* Work to be completed
Make an exact copy of the lines below.

* Given information
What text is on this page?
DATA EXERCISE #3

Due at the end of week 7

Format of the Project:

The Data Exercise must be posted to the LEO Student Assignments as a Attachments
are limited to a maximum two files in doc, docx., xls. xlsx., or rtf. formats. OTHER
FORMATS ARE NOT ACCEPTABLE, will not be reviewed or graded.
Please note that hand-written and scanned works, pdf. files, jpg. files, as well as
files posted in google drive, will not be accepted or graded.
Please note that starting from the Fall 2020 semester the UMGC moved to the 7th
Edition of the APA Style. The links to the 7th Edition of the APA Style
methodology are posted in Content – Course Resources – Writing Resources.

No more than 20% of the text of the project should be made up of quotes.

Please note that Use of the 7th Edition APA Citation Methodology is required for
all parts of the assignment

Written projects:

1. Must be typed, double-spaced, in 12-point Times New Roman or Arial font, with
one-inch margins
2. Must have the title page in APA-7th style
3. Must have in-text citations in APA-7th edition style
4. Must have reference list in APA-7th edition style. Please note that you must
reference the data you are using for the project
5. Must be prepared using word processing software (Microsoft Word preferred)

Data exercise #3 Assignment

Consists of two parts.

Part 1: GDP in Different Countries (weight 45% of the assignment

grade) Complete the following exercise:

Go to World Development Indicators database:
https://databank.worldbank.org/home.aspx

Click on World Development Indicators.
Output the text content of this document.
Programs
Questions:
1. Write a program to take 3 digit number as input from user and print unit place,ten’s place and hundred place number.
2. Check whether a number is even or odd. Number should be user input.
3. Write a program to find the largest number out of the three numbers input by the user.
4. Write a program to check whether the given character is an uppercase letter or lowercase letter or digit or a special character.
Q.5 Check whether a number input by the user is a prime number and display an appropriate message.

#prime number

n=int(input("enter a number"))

* Response below
What text is on this page?
DATA EXERCISE #3

Due at the end of week 7

Format of the Project:

The Data Exercise must be posted to the LEO Student Assignments as a Attachments
are limited to a maximum two files in doc, docx., xls. xlsx., or rtf. formats. OTHER
FORMATS ARE NOT ACCEPTABLE, will not be reviewed or graded.
Please note that hand-written and scanned works, pdf. files, jpg. files, as well as
files posted in google drive, will not be accepted or graded.
Please note that starting from the Fall 2020 semester the UMGC moved to the 7th
Edition of the APA Style. The links to the 7th Edition of the APA Style
methodology are posted in Content – Course Resources – Writing Resources.

No more than 20% of the text of the project should be made up of quotes.

Please note that Use of the 7th Edition APA Citation Methodology is required for
all parts of the assignment

Written projects:

1. Must be typed, double-spaced, in 12-point Times New Roman or Arial font, with
one-inch margins
2. Must have the title page in APA-7th style
3. Must have in-text citations in APA-7th edition style
4. Must have reference list in APA-7th edition style. Please note that you must
reference the data you are using for the project
5. Must be prepared using word processing software (Microsoft Word preferred)

Data exercise #3 Assignment

Consists of two parts.

Part 1: GDP in Different Countries (weight 45% of the assignment

grade) Complete the following exercise:

Go to World Development Indicators database:
https://databank.worldbank.org/home.aspx

Click on World Development Indicators.
Output the text content of this document.
Programs
Questions:
1. Write a program to take 3 digit number as input from user and print unit place,ten’s place and hundred place number.
2. Check whether a number is even or odd. Number should be user input.
3. Write a program to find the largest number out of the three numbers input by the user.
4. Write a program to check whether the given character is an uppercase letter or lowercase letter or digit or a special character.
Q.5 Check whether a number input by the user is a prime number and display an appropriate message.

#prime number

n=int(input("enter a number"))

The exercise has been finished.